╭──
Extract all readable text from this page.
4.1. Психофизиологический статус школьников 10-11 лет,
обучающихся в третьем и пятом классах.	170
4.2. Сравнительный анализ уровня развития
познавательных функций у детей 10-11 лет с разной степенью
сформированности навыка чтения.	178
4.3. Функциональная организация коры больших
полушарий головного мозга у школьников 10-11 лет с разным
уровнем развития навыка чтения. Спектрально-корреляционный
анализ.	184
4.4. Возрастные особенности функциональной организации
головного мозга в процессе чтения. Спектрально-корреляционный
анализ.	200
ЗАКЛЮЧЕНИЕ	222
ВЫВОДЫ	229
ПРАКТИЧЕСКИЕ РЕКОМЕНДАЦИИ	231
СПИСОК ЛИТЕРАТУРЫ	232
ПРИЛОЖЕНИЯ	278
╰──
◆ Exercise
Pull out all lines containing the word "мозга" from the entries above.

◆ Written reply
полушарий головного мозга у школьников 10-11 лет с разным
головного мозга в процессе чтения. Спектрально-корреляционный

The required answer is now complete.